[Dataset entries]
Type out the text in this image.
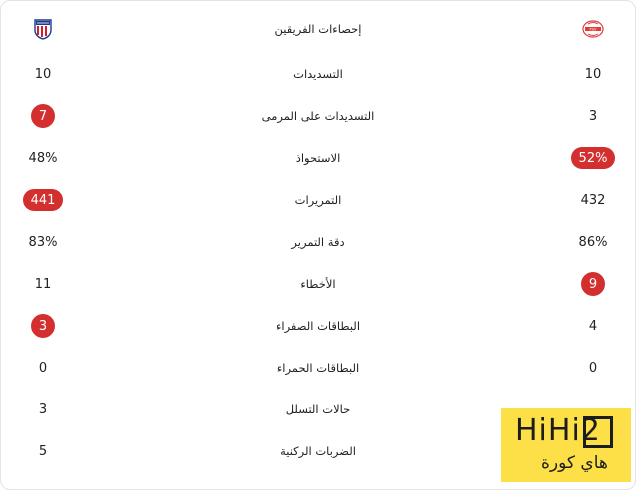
إحصاءات الفريقين	PSV
10	التسديدات	10
7	التسديدات على المرمى	3
48%	الاستحواذ	52%
441	التمريرات	432
83%	دقة التمرير	86%
11	الأخطاء	9
3	البطاقات الصفراء	4
0	البطاقات الحمراء	0
3	حالات التسلل
5	الضربات الركنية
HiHi2
هاي كورة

● **Exercise aim**: Write the entries above out again exactly, but not the pictures.

● **Solution to this exercise**:
Type out the text in this image.
إحصاءات الفريقين	PSV
10	التسديدات	10
7	التسديدات على المرمى	3
48%	الاستحواذ	52%
441	التمريرات	432
83%	دقة التمرير	86%
11	الأخطاء	9
3	البطاقات الصفراء	4
0	البطاقات الحمراء	0
3	حالات التسلل
5	الضربات الركنية
HiHi2
هاي كورة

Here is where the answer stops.